╔══
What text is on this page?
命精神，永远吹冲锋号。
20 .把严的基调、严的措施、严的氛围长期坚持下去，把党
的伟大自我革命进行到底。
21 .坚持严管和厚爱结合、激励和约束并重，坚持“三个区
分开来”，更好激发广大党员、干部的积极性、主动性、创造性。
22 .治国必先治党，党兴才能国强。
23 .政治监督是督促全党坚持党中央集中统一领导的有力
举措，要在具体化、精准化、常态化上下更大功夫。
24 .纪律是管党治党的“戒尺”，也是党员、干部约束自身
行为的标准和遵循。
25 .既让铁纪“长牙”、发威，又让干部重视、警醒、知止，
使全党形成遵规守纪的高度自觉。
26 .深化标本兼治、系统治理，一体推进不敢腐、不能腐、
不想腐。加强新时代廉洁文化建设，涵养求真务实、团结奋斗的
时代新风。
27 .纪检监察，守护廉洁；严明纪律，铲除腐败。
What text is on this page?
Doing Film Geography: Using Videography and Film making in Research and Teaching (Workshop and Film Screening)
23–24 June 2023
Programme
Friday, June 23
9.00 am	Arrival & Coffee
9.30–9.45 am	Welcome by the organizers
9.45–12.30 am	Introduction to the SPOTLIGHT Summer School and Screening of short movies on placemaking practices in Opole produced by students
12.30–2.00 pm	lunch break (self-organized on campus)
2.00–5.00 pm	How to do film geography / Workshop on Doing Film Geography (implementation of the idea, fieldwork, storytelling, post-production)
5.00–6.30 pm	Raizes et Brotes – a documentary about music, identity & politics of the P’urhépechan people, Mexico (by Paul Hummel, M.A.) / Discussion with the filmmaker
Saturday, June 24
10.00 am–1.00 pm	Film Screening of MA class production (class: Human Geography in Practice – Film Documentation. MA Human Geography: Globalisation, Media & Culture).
╚══
- [WHAT YOU ARE ASKED TO DO]
Print all of the entries again, exactly as written.

- [SOLUTION TO THE PROBLEM]
What text is on this page?
命精神，永远吹冲锋号。
20 .把严的基调、严的措施、严的氛围长期坚持下去，把党
的伟大自我革命进行到底。
21 .坚持严管和厚爱结合、激励和约束并重，坚持“三个区
分开来”，更好激发广大党员、干部的积极性、主动性、创造性。
22 .治国必先治党，党兴才能国强。
23 .政治监督是督促全党坚持党中央集中统一领导的有力
举措，要在具体化、精准化、常态化上下更大功夫。
24 .纪律是管党治党的“戒尺”，也是党员、干部约束自身
行为的标准和遵循。
25 .既让铁纪“长牙”、发威，又让干部重视、警醒、知止，
使全党形成遵规守纪的高度自觉。
26 .深化标本兼治、系统治理，一体推进不敢腐、不能腐、
不想腐。加强新时代廉洁文化建设，涵养求真务实、团结奋斗的
时代新风。
27 .纪检监察，守护廉洁；严明纪律，铲除腐败。
What text is on this page?
Doing Film Geography: Using Videography and Film making in Research and Teaching (Workshop and Film Screening)
23–24 June 2023
Programme
Friday, June 23
9.00 am	Arrival & Coffee
9.30–9.45 am	Welcome by the organizers
9.45–12.30 am	Introduction to the SPOTLIGHT Summer School and Screening of short movies on placemaking practices in Opole produced by students
12.30–2.00 pm	lunch break (self-organized on campus)
2.00–5.00 pm	How to do film geography / Workshop on Doing Film Geography (implementation of the idea, fieldwork, storytelling, post-production)
5.00–6.30 pm	Raizes et Brotes – a documentary about music, identity & politics of the P’urhépechan people, Mexico (by Paul Hummel, M.A.) / Discussion with the filmmaker
Saturday, June 24
10.00 am–1.00 pm	Film Screening of MA class production (class: Human Geography in Practice – Film Documentation. MA Human Geography: Globalisation, Media & Culture).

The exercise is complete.